**Exercise goal**
Transcribe every record that appears below, exactly and in full.

——————————

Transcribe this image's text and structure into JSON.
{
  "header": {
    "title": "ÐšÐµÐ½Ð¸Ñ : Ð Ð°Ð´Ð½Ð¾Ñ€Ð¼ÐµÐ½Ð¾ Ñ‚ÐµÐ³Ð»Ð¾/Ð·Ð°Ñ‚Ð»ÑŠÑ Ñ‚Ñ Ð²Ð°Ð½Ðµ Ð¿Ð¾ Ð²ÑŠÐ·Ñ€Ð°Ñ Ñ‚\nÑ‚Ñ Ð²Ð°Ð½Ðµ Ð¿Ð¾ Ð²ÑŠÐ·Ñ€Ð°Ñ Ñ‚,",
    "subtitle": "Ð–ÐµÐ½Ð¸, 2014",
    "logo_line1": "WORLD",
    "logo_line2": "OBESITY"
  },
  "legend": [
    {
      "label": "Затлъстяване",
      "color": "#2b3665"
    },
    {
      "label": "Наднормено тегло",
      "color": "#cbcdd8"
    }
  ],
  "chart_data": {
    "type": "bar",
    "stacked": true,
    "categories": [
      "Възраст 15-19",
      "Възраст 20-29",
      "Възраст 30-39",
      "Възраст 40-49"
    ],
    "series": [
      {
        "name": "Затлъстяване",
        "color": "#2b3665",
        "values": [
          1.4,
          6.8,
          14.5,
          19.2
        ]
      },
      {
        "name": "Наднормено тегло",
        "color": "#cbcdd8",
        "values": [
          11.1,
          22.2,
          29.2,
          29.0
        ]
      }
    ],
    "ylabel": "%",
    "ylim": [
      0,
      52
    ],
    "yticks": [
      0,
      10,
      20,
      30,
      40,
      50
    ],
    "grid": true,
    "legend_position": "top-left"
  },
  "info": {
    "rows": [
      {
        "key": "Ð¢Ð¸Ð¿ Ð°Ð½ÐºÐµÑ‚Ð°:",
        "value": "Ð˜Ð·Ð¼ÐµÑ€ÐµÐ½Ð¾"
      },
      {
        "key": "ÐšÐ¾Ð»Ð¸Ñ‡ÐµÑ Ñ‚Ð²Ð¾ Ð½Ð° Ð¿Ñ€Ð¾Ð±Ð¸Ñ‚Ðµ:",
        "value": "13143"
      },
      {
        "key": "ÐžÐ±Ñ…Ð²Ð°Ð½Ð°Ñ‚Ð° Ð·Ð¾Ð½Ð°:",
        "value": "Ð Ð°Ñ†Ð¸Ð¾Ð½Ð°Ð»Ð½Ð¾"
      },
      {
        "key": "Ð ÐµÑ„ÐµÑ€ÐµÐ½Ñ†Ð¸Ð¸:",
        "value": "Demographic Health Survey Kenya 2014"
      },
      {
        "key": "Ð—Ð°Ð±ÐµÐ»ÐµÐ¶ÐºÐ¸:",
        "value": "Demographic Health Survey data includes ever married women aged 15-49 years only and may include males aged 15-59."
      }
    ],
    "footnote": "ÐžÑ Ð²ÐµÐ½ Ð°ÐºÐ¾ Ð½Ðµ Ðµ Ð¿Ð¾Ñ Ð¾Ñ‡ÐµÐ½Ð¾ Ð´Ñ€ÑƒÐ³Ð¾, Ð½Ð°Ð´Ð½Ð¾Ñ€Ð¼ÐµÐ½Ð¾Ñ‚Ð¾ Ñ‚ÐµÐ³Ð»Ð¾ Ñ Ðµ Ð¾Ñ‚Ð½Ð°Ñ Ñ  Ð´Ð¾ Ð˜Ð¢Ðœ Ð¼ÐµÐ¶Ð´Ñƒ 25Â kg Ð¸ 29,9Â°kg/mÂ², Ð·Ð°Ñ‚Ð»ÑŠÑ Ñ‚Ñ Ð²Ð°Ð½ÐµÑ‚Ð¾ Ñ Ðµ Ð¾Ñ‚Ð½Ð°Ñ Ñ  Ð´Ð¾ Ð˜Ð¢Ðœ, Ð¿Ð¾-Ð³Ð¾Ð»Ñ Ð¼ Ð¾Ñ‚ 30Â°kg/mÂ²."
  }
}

——————————

**Result of the exercise**
Transcribe this image's text and structure into JSON.
{
  "header": {
    "title": "ÐšÐµÐ½Ð¸Ñ : Ð Ð°Ð´Ð½Ð¾Ñ€Ð¼ÐµÐ½Ð¾ Ñ‚ÐµÐ³Ð»Ð¾/Ð·Ð°Ñ‚Ð»ÑŠÑ Ñ‚Ñ Ð²Ð°Ð½Ðµ Ð¿Ð¾ Ð²ÑŠÐ·Ñ€Ð°Ñ Ñ‚\nÑ‚Ñ Ð²Ð°Ð½Ðµ Ð¿Ð¾ Ð²ÑŠÐ·Ñ€Ð°Ñ Ñ‚,",
    "subtitle": "Ð–ÐµÐ½Ð¸, 2014",
    "logo_line1": "WORLD",
    "logo_line2": "OBESITY"
  },
  "legend": [
    {
      "label": "Затлъстяване",
      "color": "#2b3665"
    },
    {
      "label": "Наднормено тегло",
      "color": "#cbcdd8"
    }
  ],
  "chart_data": {
    "type": "bar",
    "stacked": true,
    "categories": [
      "Възраст 15-19",
      "Възраст 20-29",
      "Възраст 30-39",
      "Възраст 40-49"
    ],
    "series": [
      {
        "name": "Затлъстяване",
        "color": "#2b3665",
        "values": [
          1.4,
          6.8,
          14.5,
          19.2
        ]
      },
      {
        "name": "Наднормено тегло",
        "color": "#cbcdd8",
        "values": [
          11.1,
          22.2,
          29.2,
          29.0
        ]
      }
    ],
    "ylabel": "%",
    "ylim": [
      0,
      52
    ],
    "yticks": [
      0,
      10,
      20,
      30,
      40,
      50
    ],
    "grid": true,
    "legend_position": "top-left"
  },
  "info": {
    "rows": [
      {
        "key": "Ð¢Ð¸Ð¿ Ð°Ð½ÐºÐµÑ‚Ð°:",
        "value": "Ð˜Ð·Ð¼ÐµÑ€ÐµÐ½Ð¾"
      },
      {
        "key": "ÐšÐ¾Ð»Ð¸Ñ‡ÐµÑ Ñ‚Ð²Ð¾ Ð½Ð° Ð¿Ñ€Ð¾Ð±Ð¸Ñ‚Ðµ:",
        "value": "13143"
      },
      {
        "key": "ÐžÐ±Ñ…Ð²Ð°Ð½Ð°Ñ‚Ð° Ð·Ð¾Ð½Ð°:",
        "value": "Ð Ð°Ñ†Ð¸Ð¾Ð½Ð°Ð»Ð½Ð¾"
      },
      {
        "key": "Ð ÐµÑ„ÐµÑ€ÐµÐ½Ñ†Ð¸Ð¸:",
        "value": "Demographic Health Survey Kenya 2014"
      },
      {
        "key": "Ð—Ð°Ð±ÐµÐ»ÐµÐ¶ÐºÐ¸:",
        "value": "Demographic Health Survey data includes ever married women aged 15-49 years only and may include males aged 15-59."
      }
    ],
    "footnote": "ÐžÑ Ð²ÐµÐ½ Ð°ÐºÐ¾ Ð½Ðµ Ðµ Ð¿Ð¾Ñ Ð¾Ñ‡ÐµÐ½Ð¾ Ð´Ñ€ÑƒÐ³Ð¾, Ð½Ð°Ð´Ð½Ð¾Ñ€Ð¼ÐµÐ½Ð¾Ñ‚Ð¾ Ñ‚ÐµÐ³Ð»Ð¾ Ñ Ðµ Ð¾Ñ‚Ð½Ð°Ñ Ñ  Ð´Ð¾ Ð˜Ð¢Ðœ Ð¼ÐµÐ¶Ð´Ñƒ 25Â kg Ð¸ 29,9Â°kg/mÂ², Ð·Ð°Ñ‚Ð»ÑŠÑ Ñ‚Ñ Ð²Ð°Ð½ÐµÑ‚Ð¾ Ñ Ðµ Ð¾Ñ‚Ð½Ð°Ñ Ñ  Ð´Ð¾ Ð˜Ð¢Ðœ, Ð¿Ð¾-Ð³Ð¾Ð»Ñ Ð¼ Ð¾Ñ‚ 30Â°kg/mÂ²."
  }
}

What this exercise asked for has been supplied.